Written exercise ▸ Look through the data below and return each line where "estimated" appears.

(Dataset entries)
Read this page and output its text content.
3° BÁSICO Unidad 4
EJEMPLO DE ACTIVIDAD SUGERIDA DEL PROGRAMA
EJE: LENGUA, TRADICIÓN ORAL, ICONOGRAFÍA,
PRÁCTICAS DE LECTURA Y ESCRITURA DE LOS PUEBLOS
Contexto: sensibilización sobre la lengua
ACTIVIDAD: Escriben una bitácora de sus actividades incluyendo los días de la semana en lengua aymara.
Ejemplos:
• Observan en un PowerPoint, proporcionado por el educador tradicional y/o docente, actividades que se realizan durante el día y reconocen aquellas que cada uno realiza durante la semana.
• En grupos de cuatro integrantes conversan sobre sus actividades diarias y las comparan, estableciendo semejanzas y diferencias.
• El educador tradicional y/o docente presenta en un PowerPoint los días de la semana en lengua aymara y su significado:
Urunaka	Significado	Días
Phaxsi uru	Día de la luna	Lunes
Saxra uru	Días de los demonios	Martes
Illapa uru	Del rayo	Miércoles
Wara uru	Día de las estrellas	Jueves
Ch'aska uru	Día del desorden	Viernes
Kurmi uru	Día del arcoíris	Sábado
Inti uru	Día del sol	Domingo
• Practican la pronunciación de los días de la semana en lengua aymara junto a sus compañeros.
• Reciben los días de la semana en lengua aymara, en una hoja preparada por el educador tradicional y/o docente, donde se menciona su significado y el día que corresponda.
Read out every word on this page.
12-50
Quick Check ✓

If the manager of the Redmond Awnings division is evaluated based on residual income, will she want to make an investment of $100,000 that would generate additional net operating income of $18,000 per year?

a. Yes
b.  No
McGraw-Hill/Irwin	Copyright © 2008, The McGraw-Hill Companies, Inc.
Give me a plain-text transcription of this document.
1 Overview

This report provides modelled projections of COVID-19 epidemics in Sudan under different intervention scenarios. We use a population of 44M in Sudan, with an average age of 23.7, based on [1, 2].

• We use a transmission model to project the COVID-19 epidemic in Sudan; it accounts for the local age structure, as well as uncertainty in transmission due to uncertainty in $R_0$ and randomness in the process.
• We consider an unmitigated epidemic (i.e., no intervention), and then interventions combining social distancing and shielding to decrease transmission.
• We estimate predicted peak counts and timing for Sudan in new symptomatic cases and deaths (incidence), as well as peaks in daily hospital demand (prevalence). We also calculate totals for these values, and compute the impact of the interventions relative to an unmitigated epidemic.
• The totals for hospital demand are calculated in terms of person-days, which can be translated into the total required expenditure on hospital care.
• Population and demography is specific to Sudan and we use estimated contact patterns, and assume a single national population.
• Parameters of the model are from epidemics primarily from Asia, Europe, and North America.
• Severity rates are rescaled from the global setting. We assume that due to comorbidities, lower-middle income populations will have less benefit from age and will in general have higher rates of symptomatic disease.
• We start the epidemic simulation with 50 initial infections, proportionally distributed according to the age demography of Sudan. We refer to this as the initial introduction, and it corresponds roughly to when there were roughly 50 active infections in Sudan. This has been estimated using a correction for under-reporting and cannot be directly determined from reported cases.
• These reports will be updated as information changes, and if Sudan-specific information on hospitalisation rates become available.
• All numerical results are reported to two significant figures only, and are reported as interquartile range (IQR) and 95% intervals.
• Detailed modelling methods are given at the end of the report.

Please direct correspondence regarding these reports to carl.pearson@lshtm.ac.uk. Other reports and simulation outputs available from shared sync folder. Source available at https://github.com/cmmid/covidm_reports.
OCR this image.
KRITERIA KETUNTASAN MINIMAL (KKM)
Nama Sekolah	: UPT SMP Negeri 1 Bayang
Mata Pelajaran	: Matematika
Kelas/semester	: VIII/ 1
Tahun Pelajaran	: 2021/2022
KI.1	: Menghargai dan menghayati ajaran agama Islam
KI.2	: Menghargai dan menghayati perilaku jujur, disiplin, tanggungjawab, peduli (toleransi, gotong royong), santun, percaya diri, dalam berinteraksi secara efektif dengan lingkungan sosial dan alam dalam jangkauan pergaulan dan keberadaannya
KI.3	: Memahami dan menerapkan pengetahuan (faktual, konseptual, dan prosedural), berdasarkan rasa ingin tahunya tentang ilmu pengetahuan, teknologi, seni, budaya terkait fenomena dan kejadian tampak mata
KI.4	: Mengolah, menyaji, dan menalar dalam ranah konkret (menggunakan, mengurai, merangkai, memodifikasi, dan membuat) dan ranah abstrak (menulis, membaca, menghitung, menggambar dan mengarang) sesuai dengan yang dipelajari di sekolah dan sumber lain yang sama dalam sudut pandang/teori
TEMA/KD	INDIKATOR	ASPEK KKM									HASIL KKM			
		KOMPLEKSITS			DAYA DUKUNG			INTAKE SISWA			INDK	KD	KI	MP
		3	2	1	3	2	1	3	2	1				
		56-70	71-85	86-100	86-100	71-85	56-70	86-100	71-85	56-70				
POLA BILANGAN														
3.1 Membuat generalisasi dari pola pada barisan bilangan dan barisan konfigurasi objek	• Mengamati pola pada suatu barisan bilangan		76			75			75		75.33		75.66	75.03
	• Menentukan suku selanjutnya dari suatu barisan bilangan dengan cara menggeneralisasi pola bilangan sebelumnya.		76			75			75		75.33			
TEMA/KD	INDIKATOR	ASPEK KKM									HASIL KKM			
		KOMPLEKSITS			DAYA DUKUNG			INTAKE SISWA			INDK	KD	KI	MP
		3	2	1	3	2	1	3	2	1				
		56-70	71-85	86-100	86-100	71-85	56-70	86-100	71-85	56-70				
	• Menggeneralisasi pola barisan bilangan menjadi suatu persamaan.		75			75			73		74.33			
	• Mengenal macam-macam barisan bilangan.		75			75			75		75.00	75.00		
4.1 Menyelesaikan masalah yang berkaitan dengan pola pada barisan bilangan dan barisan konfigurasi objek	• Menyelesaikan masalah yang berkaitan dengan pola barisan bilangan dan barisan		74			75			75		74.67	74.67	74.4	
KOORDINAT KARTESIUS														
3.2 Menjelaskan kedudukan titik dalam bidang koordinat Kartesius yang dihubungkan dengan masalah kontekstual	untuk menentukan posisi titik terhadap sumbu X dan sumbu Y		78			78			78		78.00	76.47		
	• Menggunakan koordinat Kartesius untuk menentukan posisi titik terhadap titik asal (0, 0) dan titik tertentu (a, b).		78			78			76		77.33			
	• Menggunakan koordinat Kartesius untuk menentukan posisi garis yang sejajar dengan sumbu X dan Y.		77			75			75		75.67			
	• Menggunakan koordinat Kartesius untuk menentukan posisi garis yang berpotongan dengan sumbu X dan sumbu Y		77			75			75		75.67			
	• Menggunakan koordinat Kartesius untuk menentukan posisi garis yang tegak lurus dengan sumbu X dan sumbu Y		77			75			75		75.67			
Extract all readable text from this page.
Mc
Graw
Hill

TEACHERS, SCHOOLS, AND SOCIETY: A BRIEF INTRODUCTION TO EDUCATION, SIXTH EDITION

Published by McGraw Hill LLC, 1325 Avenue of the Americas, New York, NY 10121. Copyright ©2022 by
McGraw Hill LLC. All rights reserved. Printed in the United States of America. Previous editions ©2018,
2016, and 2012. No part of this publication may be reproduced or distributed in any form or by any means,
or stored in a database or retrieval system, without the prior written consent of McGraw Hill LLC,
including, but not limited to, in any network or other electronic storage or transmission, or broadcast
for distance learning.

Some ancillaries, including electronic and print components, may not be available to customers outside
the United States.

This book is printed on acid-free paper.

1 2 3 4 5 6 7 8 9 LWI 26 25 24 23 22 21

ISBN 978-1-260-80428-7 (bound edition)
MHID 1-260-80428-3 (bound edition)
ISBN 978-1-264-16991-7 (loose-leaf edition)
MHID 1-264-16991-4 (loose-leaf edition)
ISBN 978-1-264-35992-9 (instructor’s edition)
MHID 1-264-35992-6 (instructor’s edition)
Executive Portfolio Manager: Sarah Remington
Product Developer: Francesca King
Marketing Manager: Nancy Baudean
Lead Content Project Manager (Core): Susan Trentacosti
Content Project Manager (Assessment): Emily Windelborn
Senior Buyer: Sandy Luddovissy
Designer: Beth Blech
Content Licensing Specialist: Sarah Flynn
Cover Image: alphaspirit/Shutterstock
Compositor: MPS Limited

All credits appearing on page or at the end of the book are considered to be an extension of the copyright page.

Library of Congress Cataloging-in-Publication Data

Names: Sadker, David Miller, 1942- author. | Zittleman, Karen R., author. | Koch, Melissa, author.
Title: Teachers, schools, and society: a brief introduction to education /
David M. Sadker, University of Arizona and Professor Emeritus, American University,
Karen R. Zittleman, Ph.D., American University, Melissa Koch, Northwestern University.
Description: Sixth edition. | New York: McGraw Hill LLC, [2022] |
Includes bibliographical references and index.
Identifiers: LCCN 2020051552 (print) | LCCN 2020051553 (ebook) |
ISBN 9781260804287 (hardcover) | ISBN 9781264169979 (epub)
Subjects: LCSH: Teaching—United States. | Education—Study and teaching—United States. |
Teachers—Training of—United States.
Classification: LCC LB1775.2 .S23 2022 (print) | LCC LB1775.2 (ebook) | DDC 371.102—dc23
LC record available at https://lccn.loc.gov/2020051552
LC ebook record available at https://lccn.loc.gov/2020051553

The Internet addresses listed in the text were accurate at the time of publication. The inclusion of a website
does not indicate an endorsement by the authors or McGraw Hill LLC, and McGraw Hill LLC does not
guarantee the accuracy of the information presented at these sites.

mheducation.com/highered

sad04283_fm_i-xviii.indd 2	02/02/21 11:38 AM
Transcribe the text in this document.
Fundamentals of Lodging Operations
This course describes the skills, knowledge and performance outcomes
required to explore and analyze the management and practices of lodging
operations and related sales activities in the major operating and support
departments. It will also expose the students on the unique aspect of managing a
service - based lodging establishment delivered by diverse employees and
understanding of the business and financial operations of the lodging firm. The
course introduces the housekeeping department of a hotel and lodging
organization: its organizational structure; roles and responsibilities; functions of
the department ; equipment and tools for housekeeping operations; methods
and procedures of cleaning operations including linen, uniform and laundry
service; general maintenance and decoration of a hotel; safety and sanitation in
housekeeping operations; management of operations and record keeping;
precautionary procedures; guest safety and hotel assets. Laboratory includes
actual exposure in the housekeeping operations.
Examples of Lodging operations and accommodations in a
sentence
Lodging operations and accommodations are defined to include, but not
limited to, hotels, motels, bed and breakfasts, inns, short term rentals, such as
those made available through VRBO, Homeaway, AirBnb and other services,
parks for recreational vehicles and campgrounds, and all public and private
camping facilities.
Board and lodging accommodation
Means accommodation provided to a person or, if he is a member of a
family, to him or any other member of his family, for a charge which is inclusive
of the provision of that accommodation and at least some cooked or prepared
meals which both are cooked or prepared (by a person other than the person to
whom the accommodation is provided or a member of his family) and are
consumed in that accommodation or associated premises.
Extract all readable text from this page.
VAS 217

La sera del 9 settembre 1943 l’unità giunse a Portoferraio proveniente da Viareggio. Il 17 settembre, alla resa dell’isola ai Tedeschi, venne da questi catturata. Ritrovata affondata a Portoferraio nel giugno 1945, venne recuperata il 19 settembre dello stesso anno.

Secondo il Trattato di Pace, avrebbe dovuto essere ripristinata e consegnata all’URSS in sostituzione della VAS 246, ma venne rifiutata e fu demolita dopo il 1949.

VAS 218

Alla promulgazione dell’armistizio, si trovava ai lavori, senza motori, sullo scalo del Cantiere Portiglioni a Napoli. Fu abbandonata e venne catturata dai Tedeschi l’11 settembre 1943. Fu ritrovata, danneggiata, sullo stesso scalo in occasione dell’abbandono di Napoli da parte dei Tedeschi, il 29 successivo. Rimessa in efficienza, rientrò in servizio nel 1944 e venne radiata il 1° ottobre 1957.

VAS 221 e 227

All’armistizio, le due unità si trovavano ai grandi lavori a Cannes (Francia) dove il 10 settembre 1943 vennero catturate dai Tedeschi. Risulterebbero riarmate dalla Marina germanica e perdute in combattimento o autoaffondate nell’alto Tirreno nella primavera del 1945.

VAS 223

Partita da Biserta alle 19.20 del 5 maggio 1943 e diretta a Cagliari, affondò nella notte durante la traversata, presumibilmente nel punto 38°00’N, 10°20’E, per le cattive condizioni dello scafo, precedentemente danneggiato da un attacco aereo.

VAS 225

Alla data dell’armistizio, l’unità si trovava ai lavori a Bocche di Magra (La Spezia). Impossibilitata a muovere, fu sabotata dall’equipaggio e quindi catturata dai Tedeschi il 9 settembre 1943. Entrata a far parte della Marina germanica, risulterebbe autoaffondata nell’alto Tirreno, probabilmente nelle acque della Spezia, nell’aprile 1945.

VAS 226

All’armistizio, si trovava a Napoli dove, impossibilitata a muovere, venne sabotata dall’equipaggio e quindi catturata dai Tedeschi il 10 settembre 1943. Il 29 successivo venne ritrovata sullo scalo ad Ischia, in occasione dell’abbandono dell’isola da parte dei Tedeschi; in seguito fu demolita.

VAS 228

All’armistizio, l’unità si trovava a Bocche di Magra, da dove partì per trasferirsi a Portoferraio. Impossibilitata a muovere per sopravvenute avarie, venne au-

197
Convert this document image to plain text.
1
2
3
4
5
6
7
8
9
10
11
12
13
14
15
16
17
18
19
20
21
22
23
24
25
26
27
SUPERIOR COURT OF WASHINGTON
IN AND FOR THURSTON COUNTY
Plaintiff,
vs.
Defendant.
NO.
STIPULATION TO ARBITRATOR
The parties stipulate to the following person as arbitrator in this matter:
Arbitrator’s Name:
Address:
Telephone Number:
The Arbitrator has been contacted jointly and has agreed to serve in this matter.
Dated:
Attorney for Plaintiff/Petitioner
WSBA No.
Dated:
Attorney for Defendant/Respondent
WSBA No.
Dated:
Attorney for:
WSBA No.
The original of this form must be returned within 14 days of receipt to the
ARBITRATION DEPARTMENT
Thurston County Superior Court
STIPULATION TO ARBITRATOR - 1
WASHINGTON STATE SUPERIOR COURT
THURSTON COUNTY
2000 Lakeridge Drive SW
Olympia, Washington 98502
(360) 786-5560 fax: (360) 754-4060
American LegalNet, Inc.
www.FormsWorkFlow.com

Output for this exercise ▸
• Population and demography is specific to Sudan and we use estimated contact patterns, and assume a single national population.
• We start the epidemic simulation with 50 initial infections, proportionally distributed according to the age demography of Sudan. We refer to this as the initial introduction, and it corresponds roughly to when there were roughly 50 active infections in Sudan. This has been estimated using a correction for under-reporting and cannot be directly determined from reported cases.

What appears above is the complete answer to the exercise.